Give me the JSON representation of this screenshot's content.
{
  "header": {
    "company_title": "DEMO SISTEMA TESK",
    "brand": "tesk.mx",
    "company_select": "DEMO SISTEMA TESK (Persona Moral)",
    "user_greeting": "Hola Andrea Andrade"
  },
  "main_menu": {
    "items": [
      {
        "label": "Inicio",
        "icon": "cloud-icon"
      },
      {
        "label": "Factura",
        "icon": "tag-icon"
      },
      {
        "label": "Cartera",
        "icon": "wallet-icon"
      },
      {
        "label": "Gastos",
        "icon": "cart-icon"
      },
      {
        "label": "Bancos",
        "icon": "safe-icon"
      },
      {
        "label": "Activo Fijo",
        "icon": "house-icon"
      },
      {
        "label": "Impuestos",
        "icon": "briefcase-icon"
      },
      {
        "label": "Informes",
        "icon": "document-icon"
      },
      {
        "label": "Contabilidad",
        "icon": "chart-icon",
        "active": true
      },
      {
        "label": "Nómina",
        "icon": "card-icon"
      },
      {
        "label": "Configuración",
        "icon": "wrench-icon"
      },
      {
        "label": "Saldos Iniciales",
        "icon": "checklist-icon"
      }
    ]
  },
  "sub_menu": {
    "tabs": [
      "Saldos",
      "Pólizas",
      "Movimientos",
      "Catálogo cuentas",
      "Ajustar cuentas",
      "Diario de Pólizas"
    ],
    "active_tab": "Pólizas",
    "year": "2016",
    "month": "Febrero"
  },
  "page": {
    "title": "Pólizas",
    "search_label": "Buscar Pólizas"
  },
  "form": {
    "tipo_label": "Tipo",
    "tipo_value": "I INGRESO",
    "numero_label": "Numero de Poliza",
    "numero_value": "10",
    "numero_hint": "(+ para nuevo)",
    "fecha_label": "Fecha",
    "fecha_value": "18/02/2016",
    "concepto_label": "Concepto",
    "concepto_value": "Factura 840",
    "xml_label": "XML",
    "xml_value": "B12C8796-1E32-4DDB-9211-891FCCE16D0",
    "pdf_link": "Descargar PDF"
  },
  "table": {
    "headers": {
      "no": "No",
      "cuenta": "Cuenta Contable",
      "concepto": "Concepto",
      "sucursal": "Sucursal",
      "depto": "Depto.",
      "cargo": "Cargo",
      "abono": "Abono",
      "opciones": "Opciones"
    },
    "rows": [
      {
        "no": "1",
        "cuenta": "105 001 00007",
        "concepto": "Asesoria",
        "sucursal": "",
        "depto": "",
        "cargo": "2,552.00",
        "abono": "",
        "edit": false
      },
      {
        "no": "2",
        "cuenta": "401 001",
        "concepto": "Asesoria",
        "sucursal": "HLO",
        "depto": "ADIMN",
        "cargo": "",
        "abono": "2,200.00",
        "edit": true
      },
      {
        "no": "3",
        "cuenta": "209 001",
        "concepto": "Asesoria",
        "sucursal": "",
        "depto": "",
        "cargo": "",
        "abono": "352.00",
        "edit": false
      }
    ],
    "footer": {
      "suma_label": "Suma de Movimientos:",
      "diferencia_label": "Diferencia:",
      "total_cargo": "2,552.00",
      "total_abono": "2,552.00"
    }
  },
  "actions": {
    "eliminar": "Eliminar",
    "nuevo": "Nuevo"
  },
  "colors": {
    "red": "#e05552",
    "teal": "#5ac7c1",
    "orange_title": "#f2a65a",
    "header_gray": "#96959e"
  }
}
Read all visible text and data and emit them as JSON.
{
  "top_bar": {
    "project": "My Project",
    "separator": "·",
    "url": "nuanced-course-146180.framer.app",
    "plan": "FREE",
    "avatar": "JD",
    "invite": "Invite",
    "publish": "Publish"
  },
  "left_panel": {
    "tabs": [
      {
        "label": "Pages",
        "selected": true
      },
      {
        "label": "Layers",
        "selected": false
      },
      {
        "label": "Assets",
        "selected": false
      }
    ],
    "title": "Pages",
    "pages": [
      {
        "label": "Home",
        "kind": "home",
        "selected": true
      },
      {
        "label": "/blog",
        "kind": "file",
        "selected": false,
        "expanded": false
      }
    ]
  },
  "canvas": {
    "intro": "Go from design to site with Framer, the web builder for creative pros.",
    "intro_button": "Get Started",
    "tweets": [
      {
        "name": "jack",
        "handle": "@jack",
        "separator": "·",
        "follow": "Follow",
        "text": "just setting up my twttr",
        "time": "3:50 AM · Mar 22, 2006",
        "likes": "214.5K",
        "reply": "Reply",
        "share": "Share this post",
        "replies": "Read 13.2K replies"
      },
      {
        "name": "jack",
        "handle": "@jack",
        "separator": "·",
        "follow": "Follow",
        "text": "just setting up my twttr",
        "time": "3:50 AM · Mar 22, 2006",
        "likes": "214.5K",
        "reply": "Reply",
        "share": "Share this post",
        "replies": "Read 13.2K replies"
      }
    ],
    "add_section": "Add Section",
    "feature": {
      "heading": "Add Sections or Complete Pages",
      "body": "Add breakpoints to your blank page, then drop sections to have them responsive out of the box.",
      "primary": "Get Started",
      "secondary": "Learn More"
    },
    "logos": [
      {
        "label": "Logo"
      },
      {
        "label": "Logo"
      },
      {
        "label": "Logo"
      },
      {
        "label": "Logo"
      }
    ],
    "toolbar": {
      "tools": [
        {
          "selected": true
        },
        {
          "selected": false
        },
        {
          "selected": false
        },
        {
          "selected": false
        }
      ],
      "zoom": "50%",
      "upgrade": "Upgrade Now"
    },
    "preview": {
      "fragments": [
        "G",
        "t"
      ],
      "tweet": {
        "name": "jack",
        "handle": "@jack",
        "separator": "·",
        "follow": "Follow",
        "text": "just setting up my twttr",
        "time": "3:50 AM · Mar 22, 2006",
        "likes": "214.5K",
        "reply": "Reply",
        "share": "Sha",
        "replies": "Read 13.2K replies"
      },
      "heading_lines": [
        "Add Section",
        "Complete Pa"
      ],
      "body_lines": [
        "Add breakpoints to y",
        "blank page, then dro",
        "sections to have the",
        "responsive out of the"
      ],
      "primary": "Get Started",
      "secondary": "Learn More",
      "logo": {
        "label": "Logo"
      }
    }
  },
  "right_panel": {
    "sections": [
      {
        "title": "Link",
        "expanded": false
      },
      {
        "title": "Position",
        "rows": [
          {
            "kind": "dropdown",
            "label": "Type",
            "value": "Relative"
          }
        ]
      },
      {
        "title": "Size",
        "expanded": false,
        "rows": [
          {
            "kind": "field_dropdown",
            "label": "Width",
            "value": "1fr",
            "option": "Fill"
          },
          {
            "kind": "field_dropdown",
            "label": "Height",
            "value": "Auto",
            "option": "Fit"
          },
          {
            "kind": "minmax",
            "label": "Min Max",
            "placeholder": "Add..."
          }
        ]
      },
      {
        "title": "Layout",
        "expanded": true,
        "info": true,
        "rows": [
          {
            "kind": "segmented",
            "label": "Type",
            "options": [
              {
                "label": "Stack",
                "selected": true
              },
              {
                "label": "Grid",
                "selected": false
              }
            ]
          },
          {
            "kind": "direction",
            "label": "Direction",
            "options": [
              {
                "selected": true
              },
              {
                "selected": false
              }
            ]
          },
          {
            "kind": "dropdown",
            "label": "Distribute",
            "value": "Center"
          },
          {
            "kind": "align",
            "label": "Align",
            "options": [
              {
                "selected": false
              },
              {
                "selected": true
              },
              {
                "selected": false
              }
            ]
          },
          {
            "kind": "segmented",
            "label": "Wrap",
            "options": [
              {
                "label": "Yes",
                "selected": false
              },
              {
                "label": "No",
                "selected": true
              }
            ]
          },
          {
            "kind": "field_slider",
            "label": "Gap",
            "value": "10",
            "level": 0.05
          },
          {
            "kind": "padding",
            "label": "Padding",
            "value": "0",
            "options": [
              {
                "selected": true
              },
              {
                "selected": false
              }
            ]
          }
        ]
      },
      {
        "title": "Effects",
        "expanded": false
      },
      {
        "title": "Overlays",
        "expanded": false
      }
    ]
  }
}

..........

## Requirements
Locate all lines in the listing above with the word "More". Copy them.

## Answer for this exercise
      "secondary": "Learn More"
      "secondary": "Learn More",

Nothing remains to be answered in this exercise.